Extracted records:
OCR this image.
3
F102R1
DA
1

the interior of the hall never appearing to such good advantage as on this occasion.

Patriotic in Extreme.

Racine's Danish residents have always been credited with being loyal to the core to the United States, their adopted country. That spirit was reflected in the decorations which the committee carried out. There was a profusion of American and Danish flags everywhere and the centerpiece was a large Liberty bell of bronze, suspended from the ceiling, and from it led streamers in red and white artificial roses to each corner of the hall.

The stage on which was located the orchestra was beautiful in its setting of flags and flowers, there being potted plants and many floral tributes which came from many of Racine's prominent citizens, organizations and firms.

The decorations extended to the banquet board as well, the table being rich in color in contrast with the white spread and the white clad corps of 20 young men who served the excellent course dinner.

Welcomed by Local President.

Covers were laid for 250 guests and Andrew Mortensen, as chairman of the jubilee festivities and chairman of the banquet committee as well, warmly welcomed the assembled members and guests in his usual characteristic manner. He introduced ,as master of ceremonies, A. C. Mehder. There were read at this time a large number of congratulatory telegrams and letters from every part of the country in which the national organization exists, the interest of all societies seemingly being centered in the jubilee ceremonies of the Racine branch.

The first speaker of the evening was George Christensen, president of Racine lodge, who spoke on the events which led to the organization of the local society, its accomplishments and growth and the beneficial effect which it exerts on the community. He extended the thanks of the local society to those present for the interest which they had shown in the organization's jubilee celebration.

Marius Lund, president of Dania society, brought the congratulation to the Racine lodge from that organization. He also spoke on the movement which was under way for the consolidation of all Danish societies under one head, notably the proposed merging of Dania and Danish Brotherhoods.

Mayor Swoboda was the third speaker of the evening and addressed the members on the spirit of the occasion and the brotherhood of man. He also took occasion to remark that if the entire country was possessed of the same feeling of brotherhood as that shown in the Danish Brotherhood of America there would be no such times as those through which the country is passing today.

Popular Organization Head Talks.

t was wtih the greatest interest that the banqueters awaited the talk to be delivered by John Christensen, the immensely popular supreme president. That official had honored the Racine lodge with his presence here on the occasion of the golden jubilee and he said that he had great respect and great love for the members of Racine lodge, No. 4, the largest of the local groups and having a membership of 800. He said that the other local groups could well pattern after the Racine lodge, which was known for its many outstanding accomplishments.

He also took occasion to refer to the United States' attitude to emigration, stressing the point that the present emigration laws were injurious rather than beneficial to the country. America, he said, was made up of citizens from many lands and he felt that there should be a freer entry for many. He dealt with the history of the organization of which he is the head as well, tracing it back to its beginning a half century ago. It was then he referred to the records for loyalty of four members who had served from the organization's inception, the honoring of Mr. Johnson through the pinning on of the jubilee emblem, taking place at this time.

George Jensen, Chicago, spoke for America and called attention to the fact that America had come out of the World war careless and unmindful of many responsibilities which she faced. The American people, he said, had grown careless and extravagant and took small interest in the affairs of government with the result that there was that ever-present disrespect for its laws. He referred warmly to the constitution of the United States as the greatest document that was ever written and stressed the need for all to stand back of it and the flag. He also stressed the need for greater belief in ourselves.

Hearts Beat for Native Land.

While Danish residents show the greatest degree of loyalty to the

* _Exercise goal_: Reproduce all of the records exactly.

* _Worked solution_:
OCR this image.
3
F102R1
DA
1

the interior of the hall never appearing to such good advantage as on this occasion.

Patriotic in Extreme.

Racine's Danish residents have always been credited with being loyal to the core to the United States, their adopted country. That spirit was reflected in the decorations which the committee carried out. There was a profusion of American and Danish flags everywhere and the centerpiece was a large Liberty bell of bronze, suspended from the ceiling, and from it led streamers in red and white artificial roses to each corner of the hall.

The stage on which was located the orchestra was beautiful in its setting of flags and flowers, there being potted plants and many floral tributes which came from many of Racine's prominent citizens, organizations and firms.

The decorations extended to the banquet board as well, the table being rich in color in contrast with the white spread and the white clad corps of 20 young men who served the excellent course dinner.

Welcomed by Local President.

Covers were laid for 250 guests and Andrew Mortensen, as chairman of the jubilee festivities and chairman of the banquet committee as well, warmly welcomed the assembled members and guests in his usual characteristic manner. He introduced ,as master of ceremonies, A. C. Mehder. There were read at this time a large number of congratulatory telegrams and letters from every part of the country in which the national organization exists, the interest of all societies seemingly being centered in the jubilee ceremonies of the Racine branch.

The first speaker of the evening was George Christensen, president of Racine lodge, who spoke on the events which led to the organization of the local society, its accomplishments and growth and the beneficial effect which it exerts on the community. He extended the thanks of the local society to those present for the interest which they had shown in the organization's jubilee celebration.

Marius Lund, president of Dania society, brought the congratulation to the Racine lodge from that organization. He also spoke on the movement which was under way for the consolidation of all Danish societies under one head, notably the proposed merging of Dania and Danish Brotherhoods.

Mayor Swoboda was the third speaker of the evening and addressed the members on the spirit of the occasion and the brotherhood of man. He also took occasion to remark that if the entire country was possessed of the same feeling of brotherhood as that shown in the Danish Brotherhood of America there would be no such times as those through which the country is passing today.

Popular Organization Head Talks.

t was wtih the greatest interest that the banqueters awaited the talk to be delivered by John Christensen, the immensely popular supreme president. That official had honored the Racine lodge with his presence here on the occasion of the golden jubilee and he said that he had great respect and great love for the members of Racine lodge, No. 4, the largest of the local groups and having a membership of 800. He said that the other local groups could well pattern after the Racine lodge, which was known for its many outstanding accomplishments.

He also took occasion to refer to the United States' attitude to emigration, stressing the point that the present emigration laws were injurious rather than beneficial to the country. America, he said, was made up of citizens from many lands and he felt that there should be a freer entry for many. He dealt with the history of the organization of which he is the head as well, tracing it back to its beginning a half century ago. It was then he referred to the records for loyalty of four members who had served from the organization's inception, the honoring of Mr. Johnson through the pinning on of the jubilee emblem, taking place at this time.

George Jensen, Chicago, spoke for America and called attention to the fact that America had come out of the World war careless and unmindful of many responsibilities which she faced. The American people, he said, had grown careless and extravagant and took small interest in the affairs of government with the result that there was that ever-present disrespect for its laws. He referred warmly to the constitution of the United States as the greatest document that was ever written and stressed the need for all to stand back of it and the flag. He also stressed the need for greater belief in ourselves.

Hearts Beat for Native Land.

While Danish residents show the greatest degree of loyalty to the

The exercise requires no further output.